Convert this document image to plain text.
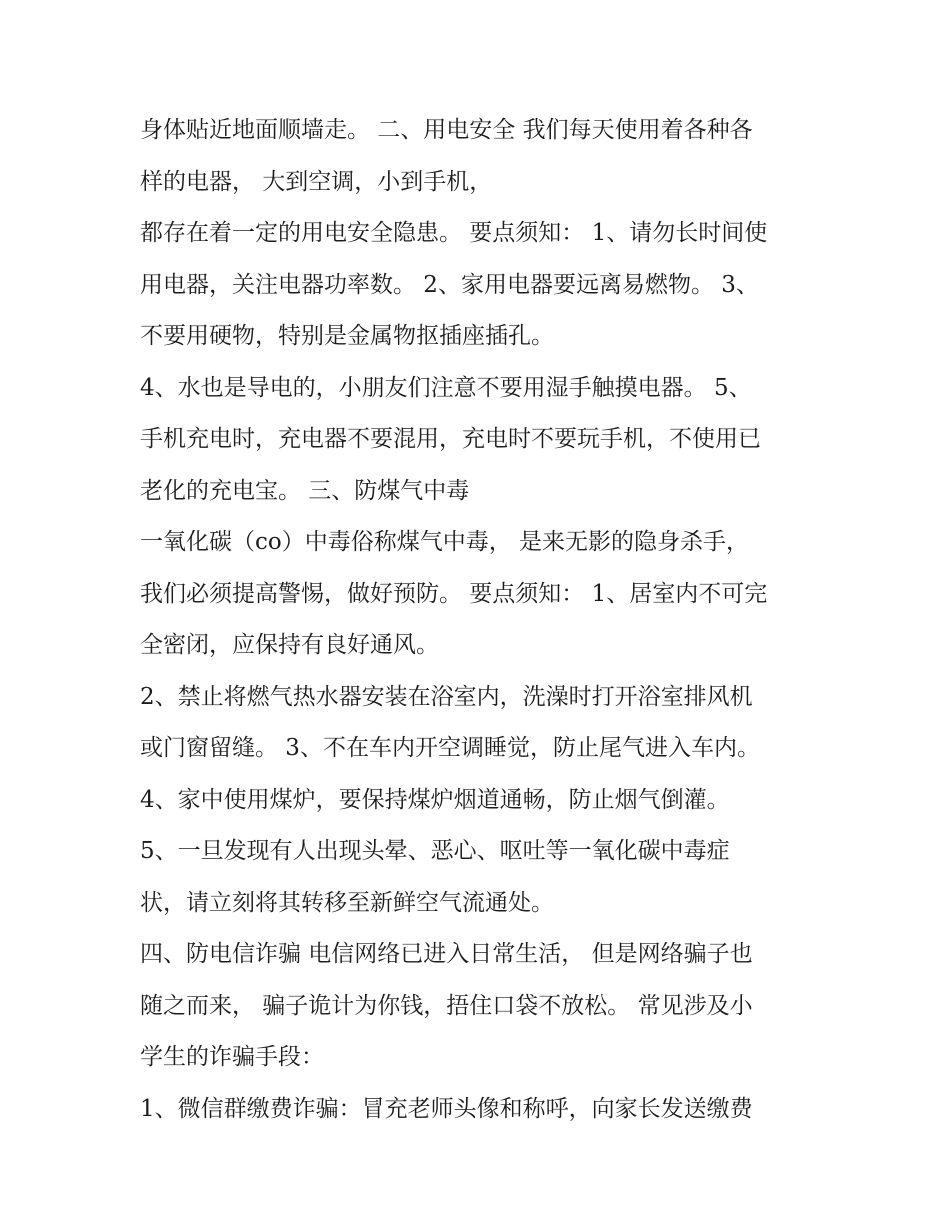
身体贴近地面顺墙走。 二、用电安全 我们每天使用着各种各
样的电器， 大到空调，小到手机，
都存在着一定的用电安全隐患。 要点须知： 1、请勿长时间使
用电器，关注电器功率数。 2、家用电器要远离易燃物。 3、
不要用硬物，特别是金属物抠插座插孔。
4、水也是导电的，小朋友们注意不要用湿手触摸电器。 5、
手机充电时，充电器不要混用，充电时不要玩手机，不使用已
老化的充电宝。 三、防煤气中毒
一氧化碳（co）中毒俗称煤气中毒， 是来无影的隐身杀手，
我们必须提高警惕，做好预防。 要点须知： 1、居室内不可完
全密闭，应保持有良好通风。
2、禁止将燃气热水器安装在浴室内，洗澡时打开浴室排风机
或门窗留缝。 3、不在车内开空调睡觉，防止尾气进入车内。
4、家中使用煤炉，要保持煤炉烟道通畅，防止烟气倒灌。
5、一旦发现有人出现头晕、恶心、呕吐等一氧化碳中毒症
状，请立刻将其转移至新鲜空气流通处。
四、防电信诈骗 电信网络已进入日常生活， 但是网络骗子也
随之而来， 骗子诡计为你钱，捂住口袋不放松。 常见涉及小
学生的诈骗手段：
1、微信群缴费诈骗：冒充老师头像和称呼，向家长发送缴费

━━━━━━━━

§ **What the task requires**:
Write out every entry again word for word, without any of the pictures.

§ **Task solution**:
Convert this document image to plain text.
身体贴近地面顺墙走。 二、用电安全 我们每天使用着各种各
样的电器， 大到空调，小到手机，
都存在着一定的用电安全隐患。 要点须知： 1、请勿长时间使
用电器，关注电器功率数。 2、家用电器要远离易燃物。 3、
不要用硬物，特别是金属物抠插座插孔。
4、水也是导电的，小朋友们注意不要用湿手触摸电器。 5、
手机充电时，充电器不要混用，充电时不要玩手机，不使用已
老化的充电宝。 三、防煤气中毒
一氧化碳（co）中毒俗称煤气中毒， 是来无影的隐身杀手，
我们必须提高警惕，做好预防。 要点须知： 1、居室内不可完
全密闭，应保持有良好通风。
2、禁止将燃气热水器安装在浴室内，洗澡时打开浴室排风机
或门窗留缝。 3、不在车内开空调睡觉，防止尾气进入车内。
4、家中使用煤炉，要保持煤炉烟道通畅，防止烟气倒灌。
5、一旦发现有人出现头晕、恶心、呕吐等一氧化碳中毒症
状，请立刻将其转移至新鲜空气流通处。
四、防电信诈骗 电信网络已进入日常生活， 但是网络骗子也
随之而来， 骗子诡计为你钱，捂住口袋不放松。 常见涉及小
学生的诈骗手段：
1、微信群缴费诈骗：冒充老师头像和称呼，向家长发送缴费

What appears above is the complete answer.